Task instructions: Each line containing the word "name" needs to be copied.

** START Data for this exercise **

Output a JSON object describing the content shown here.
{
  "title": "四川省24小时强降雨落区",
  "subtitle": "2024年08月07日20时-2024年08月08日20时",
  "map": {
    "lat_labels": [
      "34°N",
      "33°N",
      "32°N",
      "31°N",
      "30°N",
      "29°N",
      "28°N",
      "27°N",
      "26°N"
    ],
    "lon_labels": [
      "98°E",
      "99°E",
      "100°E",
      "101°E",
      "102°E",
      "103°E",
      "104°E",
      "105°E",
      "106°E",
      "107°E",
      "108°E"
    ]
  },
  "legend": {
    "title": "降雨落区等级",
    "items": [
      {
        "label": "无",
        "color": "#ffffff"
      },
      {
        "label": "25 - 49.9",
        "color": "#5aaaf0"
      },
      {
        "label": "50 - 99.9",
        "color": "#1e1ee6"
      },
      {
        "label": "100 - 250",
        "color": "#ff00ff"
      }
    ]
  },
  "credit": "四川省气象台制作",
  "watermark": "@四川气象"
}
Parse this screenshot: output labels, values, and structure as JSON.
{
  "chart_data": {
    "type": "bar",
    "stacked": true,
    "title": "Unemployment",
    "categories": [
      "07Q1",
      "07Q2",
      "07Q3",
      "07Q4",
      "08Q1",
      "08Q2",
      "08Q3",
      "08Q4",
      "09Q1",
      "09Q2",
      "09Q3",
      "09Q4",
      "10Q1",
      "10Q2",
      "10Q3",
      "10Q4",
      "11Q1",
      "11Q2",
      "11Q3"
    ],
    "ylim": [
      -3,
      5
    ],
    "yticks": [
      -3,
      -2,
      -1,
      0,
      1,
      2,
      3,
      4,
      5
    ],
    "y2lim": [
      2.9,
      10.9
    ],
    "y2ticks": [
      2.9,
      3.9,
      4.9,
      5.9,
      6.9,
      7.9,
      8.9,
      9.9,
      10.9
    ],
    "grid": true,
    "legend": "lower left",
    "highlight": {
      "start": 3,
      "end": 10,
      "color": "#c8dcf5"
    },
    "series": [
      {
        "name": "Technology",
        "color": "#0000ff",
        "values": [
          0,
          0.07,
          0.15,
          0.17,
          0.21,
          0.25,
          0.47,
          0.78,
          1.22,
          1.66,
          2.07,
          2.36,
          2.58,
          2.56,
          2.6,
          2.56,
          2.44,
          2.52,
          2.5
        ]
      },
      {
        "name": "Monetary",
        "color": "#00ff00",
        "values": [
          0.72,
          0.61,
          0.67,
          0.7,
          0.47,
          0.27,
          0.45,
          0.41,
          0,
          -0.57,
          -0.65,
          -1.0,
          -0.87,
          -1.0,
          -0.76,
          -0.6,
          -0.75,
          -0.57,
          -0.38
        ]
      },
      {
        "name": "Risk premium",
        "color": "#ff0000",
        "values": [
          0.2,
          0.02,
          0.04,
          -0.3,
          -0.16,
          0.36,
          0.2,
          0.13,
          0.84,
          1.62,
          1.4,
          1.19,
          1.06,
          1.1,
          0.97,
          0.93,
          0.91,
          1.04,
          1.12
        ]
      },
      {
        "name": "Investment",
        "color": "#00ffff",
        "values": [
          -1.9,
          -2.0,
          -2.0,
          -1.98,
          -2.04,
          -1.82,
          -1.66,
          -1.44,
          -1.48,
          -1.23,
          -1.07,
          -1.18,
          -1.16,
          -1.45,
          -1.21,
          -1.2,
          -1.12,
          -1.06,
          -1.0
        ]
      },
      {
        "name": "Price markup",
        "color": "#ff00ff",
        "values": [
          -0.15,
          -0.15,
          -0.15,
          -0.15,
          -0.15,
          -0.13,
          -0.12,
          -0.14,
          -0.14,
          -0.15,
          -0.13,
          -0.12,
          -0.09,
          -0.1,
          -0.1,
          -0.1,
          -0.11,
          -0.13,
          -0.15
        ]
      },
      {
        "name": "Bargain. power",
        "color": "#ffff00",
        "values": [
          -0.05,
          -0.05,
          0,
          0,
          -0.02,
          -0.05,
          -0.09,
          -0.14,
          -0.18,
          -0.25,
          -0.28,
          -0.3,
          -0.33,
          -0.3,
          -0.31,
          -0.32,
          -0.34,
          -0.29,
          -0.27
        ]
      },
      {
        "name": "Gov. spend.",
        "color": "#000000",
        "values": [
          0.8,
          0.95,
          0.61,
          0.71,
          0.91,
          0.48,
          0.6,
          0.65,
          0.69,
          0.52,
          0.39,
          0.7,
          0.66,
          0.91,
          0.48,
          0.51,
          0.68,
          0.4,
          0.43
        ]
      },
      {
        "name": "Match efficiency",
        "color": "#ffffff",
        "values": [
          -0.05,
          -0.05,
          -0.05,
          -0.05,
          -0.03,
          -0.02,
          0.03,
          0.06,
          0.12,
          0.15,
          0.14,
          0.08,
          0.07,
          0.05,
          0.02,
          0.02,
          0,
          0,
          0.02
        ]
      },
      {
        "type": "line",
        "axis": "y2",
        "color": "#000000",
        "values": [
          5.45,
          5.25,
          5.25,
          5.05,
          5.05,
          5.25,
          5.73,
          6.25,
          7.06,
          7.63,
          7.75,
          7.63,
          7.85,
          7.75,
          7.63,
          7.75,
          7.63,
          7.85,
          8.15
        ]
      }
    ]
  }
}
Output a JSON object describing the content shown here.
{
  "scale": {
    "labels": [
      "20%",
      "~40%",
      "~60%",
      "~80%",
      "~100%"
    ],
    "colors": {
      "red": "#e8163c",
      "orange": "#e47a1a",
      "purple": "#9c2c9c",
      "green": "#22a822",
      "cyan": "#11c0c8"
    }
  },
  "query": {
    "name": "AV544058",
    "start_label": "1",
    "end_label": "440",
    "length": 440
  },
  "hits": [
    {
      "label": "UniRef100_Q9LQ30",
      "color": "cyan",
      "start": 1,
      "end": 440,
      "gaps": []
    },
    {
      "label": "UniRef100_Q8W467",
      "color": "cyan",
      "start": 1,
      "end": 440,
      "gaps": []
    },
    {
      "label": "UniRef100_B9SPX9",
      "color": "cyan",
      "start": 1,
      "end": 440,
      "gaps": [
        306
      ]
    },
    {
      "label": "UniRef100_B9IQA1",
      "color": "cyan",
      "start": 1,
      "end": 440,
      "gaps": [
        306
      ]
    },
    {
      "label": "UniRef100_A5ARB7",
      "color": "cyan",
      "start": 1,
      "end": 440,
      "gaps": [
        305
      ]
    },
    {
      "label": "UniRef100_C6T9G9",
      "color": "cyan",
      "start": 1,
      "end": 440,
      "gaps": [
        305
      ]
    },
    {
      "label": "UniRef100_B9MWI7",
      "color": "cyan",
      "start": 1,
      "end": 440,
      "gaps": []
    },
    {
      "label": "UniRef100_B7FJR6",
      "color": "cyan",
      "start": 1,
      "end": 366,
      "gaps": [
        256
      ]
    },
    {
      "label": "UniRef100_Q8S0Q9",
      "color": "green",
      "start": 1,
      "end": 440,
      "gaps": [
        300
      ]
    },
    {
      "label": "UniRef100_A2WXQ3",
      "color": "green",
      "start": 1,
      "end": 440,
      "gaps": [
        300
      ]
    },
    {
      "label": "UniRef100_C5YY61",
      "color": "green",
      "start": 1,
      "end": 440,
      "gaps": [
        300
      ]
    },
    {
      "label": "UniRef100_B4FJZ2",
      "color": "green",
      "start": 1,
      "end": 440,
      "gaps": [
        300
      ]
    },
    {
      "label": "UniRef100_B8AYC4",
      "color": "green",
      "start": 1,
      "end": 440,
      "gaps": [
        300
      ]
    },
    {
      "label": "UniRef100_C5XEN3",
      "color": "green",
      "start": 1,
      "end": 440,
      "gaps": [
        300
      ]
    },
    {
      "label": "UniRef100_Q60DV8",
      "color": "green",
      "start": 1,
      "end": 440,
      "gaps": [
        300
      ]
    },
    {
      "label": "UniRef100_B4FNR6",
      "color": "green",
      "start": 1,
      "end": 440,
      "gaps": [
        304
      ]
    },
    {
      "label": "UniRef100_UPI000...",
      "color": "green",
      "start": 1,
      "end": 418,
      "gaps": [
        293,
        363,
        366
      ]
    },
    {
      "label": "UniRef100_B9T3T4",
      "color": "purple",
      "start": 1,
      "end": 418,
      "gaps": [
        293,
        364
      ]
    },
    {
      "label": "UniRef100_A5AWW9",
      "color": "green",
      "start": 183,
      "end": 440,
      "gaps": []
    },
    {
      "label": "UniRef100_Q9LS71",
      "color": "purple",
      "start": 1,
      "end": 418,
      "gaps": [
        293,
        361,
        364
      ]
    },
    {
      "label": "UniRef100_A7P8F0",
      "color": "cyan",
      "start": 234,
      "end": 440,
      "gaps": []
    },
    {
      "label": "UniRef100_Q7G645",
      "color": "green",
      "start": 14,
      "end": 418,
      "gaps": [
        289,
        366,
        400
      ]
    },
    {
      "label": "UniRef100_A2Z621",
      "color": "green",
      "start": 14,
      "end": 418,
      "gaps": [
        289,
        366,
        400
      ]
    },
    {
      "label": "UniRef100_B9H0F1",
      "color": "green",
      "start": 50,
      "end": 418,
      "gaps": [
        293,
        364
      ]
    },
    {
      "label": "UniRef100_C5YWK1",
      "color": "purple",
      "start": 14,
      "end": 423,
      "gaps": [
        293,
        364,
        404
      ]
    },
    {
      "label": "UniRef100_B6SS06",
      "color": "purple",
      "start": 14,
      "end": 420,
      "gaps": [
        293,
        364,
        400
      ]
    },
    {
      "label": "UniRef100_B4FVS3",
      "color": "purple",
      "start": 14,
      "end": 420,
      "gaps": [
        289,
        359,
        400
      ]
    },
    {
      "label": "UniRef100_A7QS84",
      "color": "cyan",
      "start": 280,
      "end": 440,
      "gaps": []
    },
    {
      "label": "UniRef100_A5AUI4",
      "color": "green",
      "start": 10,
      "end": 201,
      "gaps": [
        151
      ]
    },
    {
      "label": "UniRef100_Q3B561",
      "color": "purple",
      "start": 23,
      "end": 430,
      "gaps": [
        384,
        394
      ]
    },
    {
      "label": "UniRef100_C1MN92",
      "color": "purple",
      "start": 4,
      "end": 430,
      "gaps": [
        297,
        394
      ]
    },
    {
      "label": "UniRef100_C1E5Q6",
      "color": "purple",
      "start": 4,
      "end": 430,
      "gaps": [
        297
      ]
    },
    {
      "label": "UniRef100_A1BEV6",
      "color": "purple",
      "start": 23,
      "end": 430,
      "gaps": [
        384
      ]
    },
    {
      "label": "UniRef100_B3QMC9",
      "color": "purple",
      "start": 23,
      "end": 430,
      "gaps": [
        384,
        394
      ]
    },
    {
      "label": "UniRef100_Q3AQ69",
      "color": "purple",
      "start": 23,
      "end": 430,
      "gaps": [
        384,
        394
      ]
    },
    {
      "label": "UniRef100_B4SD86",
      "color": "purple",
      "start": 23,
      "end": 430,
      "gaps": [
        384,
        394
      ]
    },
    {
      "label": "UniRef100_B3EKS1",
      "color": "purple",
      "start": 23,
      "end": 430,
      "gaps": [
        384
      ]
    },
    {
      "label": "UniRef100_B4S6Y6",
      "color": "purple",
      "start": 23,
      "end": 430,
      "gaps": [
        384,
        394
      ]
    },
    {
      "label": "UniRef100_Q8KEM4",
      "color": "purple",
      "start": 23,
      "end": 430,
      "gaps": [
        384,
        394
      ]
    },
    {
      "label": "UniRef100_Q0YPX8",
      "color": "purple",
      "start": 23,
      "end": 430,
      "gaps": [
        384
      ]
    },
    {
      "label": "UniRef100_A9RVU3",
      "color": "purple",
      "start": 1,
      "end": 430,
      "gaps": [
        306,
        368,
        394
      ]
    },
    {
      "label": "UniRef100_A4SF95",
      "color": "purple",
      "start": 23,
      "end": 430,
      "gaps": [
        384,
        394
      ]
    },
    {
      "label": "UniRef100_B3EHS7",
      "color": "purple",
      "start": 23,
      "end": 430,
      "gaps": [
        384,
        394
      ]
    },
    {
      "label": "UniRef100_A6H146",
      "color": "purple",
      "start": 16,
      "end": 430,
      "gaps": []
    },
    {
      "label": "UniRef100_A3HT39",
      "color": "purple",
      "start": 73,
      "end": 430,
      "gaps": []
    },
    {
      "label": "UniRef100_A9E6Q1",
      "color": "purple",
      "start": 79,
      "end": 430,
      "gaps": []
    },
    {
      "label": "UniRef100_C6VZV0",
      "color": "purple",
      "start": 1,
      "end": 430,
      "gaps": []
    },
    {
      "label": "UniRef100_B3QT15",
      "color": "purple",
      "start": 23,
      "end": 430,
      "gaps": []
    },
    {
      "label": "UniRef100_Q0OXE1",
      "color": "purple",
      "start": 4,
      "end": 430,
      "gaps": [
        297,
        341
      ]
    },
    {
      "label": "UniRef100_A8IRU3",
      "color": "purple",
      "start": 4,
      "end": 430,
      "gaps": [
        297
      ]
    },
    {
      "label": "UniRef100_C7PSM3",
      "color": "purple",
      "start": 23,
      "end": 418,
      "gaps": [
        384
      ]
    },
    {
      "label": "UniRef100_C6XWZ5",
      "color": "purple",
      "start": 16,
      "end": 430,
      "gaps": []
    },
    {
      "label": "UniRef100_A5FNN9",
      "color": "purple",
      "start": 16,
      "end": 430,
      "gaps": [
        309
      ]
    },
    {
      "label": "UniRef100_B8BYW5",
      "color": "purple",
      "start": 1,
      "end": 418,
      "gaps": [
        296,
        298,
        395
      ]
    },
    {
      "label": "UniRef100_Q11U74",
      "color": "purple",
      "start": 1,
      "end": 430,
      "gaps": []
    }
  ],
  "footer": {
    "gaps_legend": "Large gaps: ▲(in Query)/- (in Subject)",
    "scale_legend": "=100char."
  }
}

** END Data for this exercise **

Problem solution:
        "name": "Technology",
        "name": "Monetary",
        "name": "Risk premium",
        "name": "Investment",
        "name": "Price markup",
        "name": "Bargain. power",
        "name": "Gov. spend.",
        "name": "Match efficiency",
    "name": "AV544058",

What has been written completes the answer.